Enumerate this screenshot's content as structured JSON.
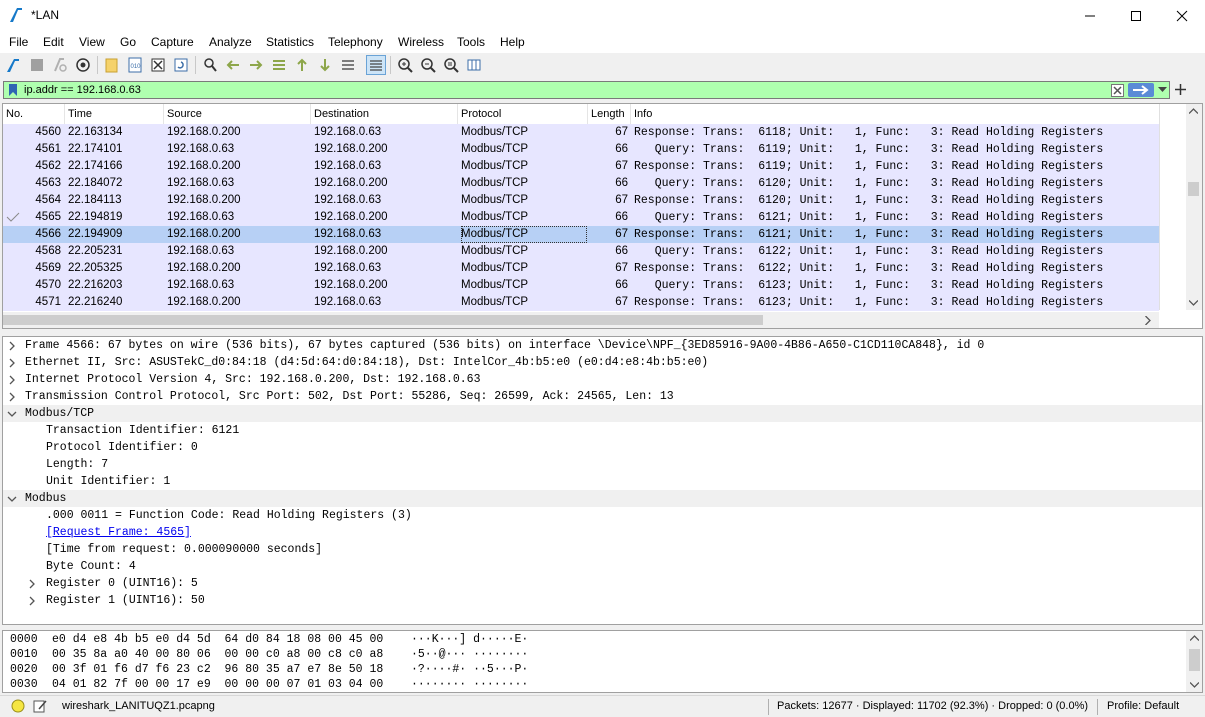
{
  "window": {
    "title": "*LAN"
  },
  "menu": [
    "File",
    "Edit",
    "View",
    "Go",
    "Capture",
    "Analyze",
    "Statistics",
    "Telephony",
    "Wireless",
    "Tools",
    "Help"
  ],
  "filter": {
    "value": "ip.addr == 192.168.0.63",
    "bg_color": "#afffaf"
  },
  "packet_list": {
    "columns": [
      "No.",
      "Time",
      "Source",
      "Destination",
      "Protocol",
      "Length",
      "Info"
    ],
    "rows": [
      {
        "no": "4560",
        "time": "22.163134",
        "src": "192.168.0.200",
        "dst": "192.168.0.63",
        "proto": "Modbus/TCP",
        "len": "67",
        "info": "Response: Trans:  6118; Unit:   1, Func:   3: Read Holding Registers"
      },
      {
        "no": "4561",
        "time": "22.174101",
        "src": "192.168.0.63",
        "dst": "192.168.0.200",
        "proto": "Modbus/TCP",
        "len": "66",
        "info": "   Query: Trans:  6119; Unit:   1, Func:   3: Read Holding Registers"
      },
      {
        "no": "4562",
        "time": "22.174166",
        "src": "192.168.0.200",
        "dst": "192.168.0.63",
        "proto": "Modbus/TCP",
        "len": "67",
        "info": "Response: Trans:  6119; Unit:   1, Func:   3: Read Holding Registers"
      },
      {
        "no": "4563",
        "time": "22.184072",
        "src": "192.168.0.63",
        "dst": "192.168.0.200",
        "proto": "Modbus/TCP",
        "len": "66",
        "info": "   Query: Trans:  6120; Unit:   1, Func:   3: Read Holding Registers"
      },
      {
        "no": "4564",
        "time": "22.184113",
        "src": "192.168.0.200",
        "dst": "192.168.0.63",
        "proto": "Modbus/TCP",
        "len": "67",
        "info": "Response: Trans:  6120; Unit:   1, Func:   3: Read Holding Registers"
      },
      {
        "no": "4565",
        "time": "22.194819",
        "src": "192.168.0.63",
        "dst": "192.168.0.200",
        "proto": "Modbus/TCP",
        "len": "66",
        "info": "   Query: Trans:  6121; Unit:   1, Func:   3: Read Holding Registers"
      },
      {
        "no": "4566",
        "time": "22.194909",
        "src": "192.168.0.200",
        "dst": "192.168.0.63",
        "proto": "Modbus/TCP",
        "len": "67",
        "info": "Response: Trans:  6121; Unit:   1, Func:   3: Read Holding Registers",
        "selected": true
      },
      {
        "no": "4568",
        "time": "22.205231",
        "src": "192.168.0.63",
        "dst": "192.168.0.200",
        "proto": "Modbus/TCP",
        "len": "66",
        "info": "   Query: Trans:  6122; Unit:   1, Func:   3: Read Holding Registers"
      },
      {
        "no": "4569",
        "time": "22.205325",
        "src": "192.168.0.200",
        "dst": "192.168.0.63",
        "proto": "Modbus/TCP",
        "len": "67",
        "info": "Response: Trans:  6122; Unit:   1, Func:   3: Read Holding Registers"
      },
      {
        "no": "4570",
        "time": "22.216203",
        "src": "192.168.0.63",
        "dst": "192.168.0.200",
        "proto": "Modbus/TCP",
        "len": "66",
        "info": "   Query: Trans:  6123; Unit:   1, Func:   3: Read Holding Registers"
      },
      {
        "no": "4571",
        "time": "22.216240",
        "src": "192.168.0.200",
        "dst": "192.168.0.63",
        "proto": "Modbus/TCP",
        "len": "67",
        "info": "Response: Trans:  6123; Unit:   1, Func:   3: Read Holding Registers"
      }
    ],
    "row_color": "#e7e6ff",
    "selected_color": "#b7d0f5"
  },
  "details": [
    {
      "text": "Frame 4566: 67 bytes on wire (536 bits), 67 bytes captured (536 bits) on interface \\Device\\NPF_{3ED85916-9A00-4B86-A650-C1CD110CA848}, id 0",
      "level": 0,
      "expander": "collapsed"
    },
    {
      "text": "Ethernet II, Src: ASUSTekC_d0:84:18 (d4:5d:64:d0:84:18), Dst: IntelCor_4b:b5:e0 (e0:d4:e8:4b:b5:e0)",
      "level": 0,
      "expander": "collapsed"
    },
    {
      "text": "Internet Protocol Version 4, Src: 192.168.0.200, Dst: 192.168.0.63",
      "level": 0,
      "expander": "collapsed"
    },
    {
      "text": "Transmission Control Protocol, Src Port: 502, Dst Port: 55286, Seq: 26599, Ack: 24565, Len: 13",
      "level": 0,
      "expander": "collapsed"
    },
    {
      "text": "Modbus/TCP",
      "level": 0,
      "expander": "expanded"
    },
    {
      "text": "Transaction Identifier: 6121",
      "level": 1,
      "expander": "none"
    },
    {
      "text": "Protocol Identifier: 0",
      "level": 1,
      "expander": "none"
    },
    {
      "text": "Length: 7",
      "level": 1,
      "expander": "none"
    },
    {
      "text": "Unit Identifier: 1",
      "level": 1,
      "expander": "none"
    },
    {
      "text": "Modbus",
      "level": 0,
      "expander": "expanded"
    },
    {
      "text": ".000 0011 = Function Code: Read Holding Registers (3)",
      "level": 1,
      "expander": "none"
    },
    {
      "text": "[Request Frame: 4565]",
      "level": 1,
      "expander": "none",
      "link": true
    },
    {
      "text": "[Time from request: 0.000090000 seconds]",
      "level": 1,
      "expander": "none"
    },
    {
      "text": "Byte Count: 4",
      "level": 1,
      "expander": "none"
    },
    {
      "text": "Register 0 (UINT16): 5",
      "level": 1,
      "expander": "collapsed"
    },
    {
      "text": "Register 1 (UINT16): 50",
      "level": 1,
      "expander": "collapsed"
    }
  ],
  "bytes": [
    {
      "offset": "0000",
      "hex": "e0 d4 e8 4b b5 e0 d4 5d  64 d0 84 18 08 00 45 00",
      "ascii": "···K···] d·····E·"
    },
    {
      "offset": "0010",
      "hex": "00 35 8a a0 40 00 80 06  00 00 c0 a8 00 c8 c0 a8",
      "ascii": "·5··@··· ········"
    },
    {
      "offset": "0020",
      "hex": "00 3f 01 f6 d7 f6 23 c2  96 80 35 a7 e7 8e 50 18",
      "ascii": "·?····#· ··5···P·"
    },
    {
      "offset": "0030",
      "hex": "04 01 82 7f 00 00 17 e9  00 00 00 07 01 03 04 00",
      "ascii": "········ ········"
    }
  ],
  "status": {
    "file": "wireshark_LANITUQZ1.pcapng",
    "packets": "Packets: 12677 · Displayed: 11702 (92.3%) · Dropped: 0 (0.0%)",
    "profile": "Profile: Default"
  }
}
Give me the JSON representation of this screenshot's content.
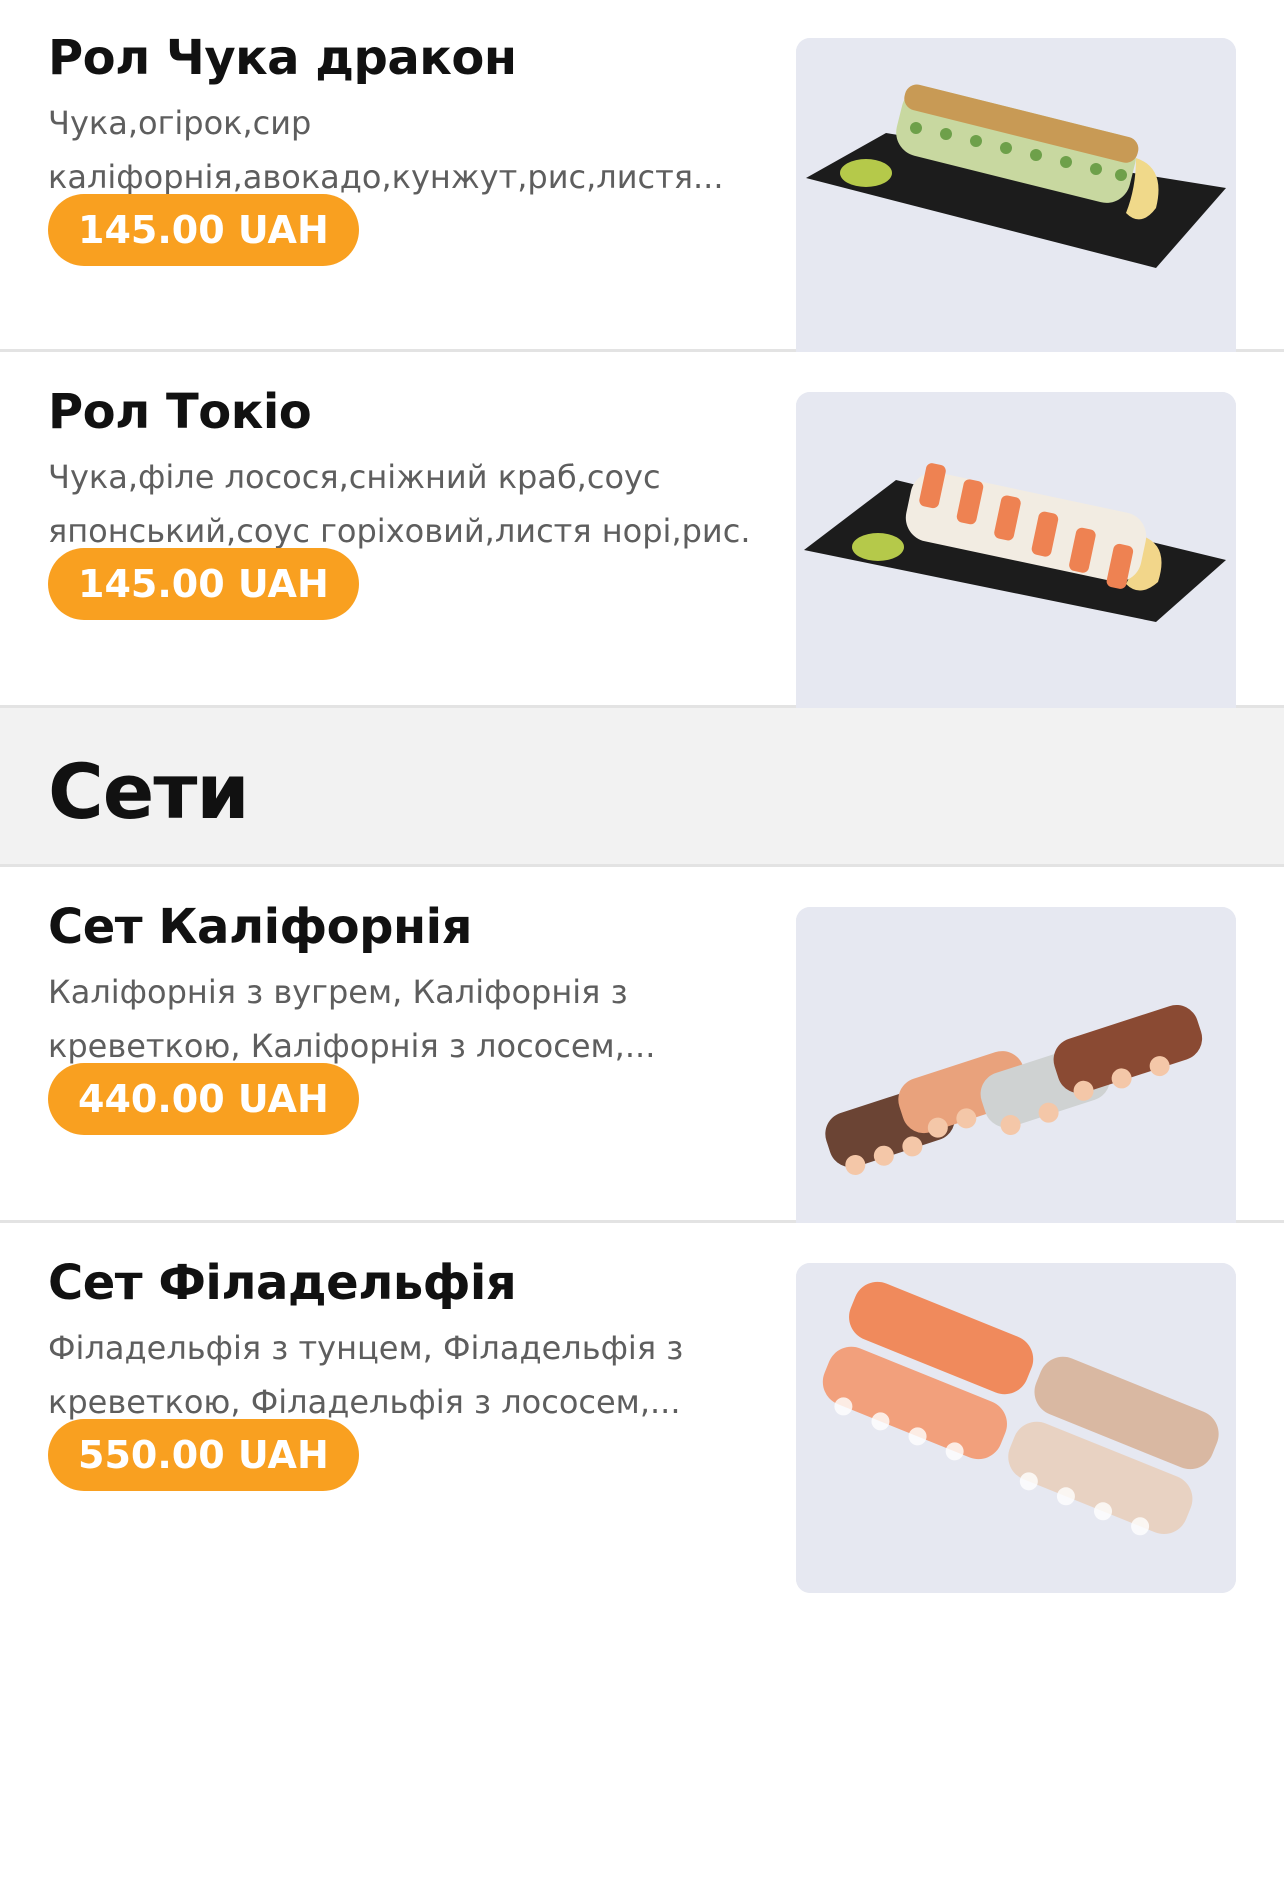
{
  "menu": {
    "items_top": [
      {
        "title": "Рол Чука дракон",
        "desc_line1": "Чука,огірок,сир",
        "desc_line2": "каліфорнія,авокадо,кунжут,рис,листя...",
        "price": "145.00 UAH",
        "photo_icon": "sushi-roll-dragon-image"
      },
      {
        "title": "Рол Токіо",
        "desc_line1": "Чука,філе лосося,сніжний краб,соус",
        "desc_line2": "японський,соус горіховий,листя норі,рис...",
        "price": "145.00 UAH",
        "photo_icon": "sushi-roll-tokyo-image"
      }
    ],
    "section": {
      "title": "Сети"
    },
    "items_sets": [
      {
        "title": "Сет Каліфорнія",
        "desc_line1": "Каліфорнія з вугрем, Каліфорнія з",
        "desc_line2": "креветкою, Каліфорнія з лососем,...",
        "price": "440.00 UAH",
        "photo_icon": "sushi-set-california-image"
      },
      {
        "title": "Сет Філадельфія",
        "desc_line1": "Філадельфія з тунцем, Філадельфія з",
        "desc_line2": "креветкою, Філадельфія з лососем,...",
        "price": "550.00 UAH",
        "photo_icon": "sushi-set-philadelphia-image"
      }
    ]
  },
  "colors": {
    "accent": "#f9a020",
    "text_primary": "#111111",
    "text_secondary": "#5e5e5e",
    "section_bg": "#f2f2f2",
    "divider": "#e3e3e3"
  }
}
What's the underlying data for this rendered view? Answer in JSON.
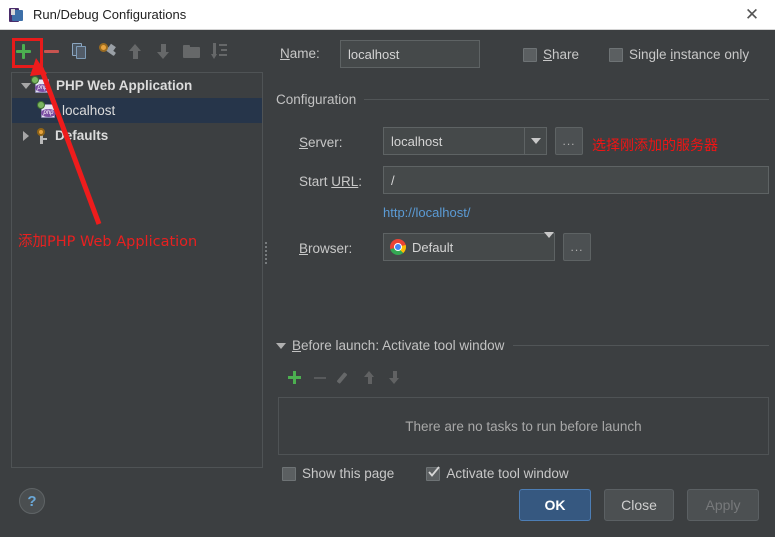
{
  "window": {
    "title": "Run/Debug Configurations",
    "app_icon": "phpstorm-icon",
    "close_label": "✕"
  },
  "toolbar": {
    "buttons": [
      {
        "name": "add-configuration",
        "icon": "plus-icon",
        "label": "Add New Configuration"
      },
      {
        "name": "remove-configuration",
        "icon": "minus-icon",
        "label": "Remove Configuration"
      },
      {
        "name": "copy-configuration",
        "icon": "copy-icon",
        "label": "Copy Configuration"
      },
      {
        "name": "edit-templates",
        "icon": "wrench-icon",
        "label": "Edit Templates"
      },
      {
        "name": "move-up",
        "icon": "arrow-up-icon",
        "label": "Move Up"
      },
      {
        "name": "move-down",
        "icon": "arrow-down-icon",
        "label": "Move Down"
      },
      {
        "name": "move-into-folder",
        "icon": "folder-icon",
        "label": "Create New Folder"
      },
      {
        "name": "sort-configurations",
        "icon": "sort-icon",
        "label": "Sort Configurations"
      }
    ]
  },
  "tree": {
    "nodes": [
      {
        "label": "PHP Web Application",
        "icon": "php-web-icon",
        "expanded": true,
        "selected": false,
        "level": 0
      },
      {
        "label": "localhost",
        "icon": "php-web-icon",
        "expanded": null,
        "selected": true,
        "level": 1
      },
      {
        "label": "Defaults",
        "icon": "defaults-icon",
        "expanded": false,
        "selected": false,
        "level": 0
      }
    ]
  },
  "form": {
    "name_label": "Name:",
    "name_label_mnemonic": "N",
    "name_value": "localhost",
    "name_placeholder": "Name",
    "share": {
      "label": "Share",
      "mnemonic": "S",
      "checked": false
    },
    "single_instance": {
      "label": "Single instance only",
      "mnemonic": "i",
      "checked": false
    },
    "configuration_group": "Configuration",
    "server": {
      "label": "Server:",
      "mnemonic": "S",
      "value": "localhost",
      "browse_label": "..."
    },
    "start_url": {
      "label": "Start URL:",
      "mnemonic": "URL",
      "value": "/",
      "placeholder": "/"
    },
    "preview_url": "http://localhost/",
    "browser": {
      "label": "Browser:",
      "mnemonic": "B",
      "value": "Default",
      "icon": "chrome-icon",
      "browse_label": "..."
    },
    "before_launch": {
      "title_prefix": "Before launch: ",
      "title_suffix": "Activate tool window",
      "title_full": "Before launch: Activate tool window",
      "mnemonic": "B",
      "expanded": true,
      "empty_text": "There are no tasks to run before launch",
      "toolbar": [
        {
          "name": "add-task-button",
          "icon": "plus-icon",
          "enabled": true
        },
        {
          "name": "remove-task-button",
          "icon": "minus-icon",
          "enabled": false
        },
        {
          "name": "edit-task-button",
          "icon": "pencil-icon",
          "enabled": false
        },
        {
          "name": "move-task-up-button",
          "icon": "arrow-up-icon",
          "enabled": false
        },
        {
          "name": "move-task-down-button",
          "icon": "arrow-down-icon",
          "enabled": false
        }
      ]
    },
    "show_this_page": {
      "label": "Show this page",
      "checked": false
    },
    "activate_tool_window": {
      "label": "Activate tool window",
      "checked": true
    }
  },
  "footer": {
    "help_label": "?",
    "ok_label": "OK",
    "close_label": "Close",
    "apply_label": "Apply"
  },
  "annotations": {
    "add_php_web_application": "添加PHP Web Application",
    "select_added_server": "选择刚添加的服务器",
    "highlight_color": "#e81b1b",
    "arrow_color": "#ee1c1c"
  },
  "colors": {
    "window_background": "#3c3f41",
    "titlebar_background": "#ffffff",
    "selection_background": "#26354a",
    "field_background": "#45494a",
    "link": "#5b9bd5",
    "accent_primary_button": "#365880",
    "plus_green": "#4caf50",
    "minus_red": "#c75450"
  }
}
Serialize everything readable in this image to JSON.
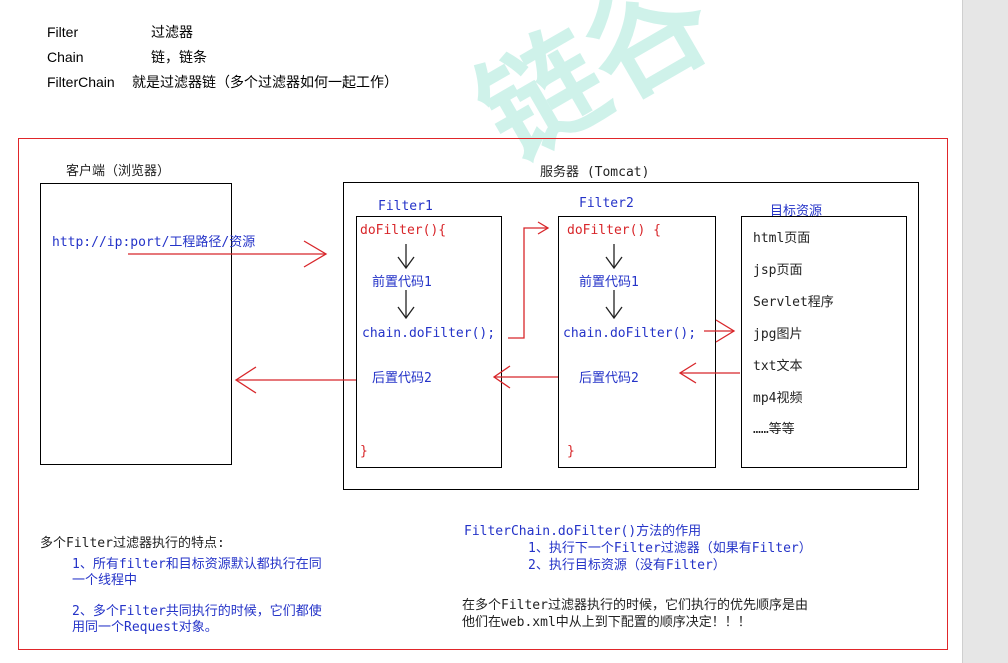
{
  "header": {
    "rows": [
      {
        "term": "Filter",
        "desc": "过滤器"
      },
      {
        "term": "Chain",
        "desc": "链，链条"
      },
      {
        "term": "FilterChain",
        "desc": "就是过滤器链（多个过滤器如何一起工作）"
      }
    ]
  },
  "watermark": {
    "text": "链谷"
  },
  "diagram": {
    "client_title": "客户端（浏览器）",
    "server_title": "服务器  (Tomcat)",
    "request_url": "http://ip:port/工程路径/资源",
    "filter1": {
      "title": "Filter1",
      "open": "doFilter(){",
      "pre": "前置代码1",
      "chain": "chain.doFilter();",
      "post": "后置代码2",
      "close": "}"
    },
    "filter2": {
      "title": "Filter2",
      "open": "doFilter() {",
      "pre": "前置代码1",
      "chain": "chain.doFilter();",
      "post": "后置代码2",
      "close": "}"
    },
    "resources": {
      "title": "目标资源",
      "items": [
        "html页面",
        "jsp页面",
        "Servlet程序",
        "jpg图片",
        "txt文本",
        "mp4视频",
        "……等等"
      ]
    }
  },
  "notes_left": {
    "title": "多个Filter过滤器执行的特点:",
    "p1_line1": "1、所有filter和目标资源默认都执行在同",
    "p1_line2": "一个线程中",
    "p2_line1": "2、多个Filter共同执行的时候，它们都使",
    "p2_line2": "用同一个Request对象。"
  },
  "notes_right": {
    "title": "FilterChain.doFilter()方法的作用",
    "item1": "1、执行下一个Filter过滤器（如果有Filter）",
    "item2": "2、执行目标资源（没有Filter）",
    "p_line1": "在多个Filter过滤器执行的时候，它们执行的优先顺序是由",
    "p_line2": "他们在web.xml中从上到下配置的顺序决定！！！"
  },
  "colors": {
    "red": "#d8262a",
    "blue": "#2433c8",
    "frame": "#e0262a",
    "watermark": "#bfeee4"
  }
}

◆ INSTRUCTIONS TO FOLLOW
Copy all lines above containing the string "Чука".

◆ FINAL ANSWER
        "title": "Рол Чука дракон",
        "desc_line1": "Чука,огірок,сир",
        "desc_line1": "Чука,філе лосося,сніжний краб,соус",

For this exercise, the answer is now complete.